■ EXERCISE OBJECTIVE
All records must be quoted exactly. Omit the pictures.

■ DATA IN THIS EXERCISE
####

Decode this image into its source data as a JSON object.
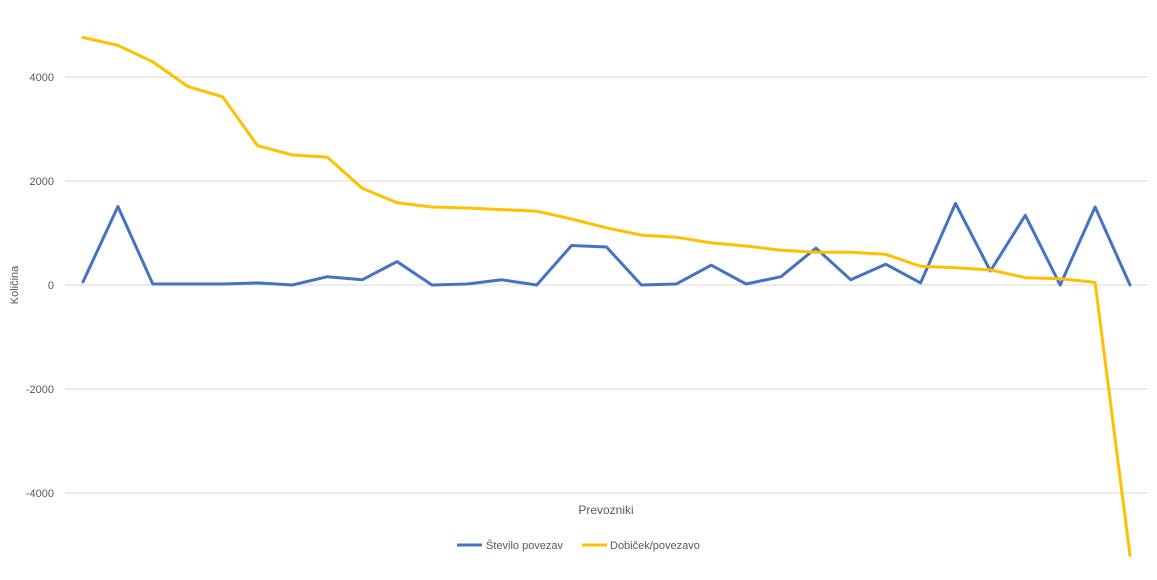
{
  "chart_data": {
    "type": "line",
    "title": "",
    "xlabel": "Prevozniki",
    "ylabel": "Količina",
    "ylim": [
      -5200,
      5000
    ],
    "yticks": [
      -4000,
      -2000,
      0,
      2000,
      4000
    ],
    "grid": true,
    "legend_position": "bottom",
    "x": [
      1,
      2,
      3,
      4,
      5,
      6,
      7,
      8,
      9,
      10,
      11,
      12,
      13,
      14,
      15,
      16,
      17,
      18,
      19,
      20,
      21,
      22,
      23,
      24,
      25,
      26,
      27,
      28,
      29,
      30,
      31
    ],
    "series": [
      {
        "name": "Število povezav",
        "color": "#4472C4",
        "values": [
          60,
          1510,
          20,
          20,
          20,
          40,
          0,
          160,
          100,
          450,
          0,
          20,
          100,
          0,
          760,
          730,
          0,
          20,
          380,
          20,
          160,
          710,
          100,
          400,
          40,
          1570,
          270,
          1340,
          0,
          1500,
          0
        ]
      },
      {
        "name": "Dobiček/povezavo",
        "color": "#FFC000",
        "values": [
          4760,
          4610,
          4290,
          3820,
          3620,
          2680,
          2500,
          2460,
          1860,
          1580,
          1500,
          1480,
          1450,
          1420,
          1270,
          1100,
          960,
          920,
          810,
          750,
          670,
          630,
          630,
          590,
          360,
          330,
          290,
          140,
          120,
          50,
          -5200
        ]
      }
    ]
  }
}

####

■ THE RESULT
Decode this image into its source data as a JSON object.
{
  "chart_data": {
    "type": "line",
    "title": "",
    "xlabel": "Prevozniki",
    "ylabel": "Količina",
    "ylim": [
      -5200,
      5000
    ],
    "yticks": [
      -4000,
      -2000,
      0,
      2000,
      4000
    ],
    "grid": true,
    "legend_position": "bottom",
    "x": [
      1,
      2,
      3,
      4,
      5,
      6,
      7,
      8,
      9,
      10,
      11,
      12,
      13,
      14,
      15,
      16,
      17,
      18,
      19,
      20,
      21,
      22,
      23,
      24,
      25,
      26,
      27,
      28,
      29,
      30,
      31
    ],
    "series": [
      {
        "name": "Število povezav",
        "color": "#4472C4",
        "values": [
          60,
          1510,
          20,
          20,
          20,
          40,
          0,
          160,
          100,
          450,
          0,
          20,
          100,
          0,
          760,
          730,
          0,
          20,
          380,
          20,
          160,
          710,
          100,
          400,
          40,
          1570,
          270,
          1340,
          0,
          1500,
          0
        ]
      },
      {
        "name": "Dobiček/povezavo",
        "color": "#FFC000",
        "values": [
          4760,
          4610,
          4290,
          3820,
          3620,
          2680,
          2500,
          2460,
          1860,
          1580,
          1500,
          1480,
          1450,
          1420,
          1270,
          1100,
          960,
          920,
          810,
          750,
          670,
          630,
          630,
          590,
          360,
          330,
          290,
          140,
          120,
          50,
          -5200
        ]
      }
    ]
  }
}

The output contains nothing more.